▶ What to work on: Here are records with pictures in them. Copy all of them exactly and leave the pictures out.

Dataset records
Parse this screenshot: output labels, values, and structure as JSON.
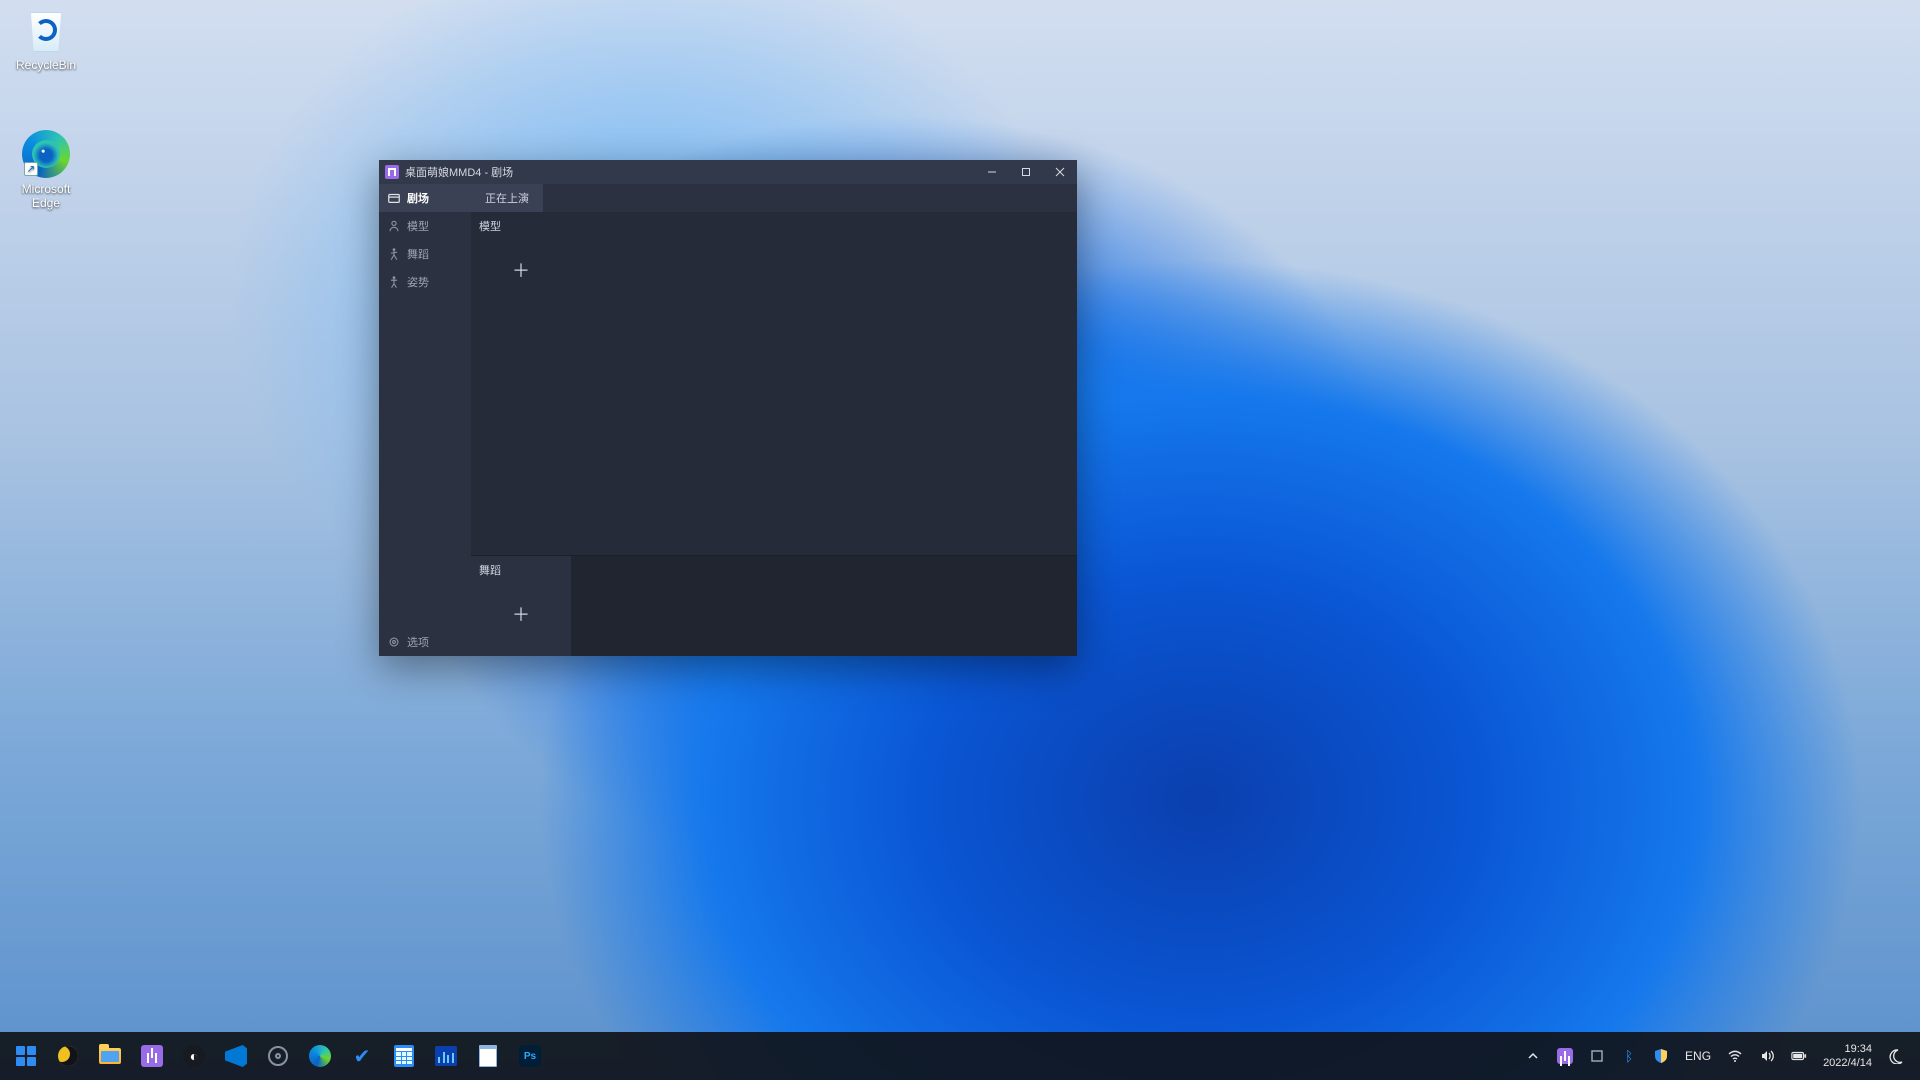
{
  "desktop": {
    "icons": {
      "recycle_bin": "RecycleBin",
      "edge": "Microsoft\nEdge"
    }
  },
  "app": {
    "title": "桌面萌娘MMD4 - 剧场",
    "sidebar": {
      "theater": "剧场",
      "model": "模型",
      "dance": "舞蹈",
      "pose": "姿势",
      "options": "选项"
    },
    "tab_now_playing": "正在上演",
    "section_model": "模型",
    "section_dance": "舞蹈"
  },
  "tray": {
    "language": "ENG"
  },
  "clock": {
    "time": "19:34",
    "date": "2022/4/14"
  }
}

▶ Answer to the task:
Parse this screenshot: output labels, values, and structure as JSON.
{
  "desktop": {
    "icons": {
      "recycle_bin": "RecycleBin",
      "edge": "Microsoft\nEdge"
    }
  },
  "app": {
    "title": "桌面萌娘MMD4 - 剧场",
    "sidebar": {
      "theater": "剧场",
      "model": "模型",
      "dance": "舞蹈",
      "pose": "姿势",
      "options": "选项"
    },
    "tab_now_playing": "正在上演",
    "section_model": "模型",
    "section_dance": "舞蹈"
  },
  "tray": {
    "language": "ENG"
  },
  "clock": {
    "time": "19:34",
    "date": "2022/4/14"
  }
}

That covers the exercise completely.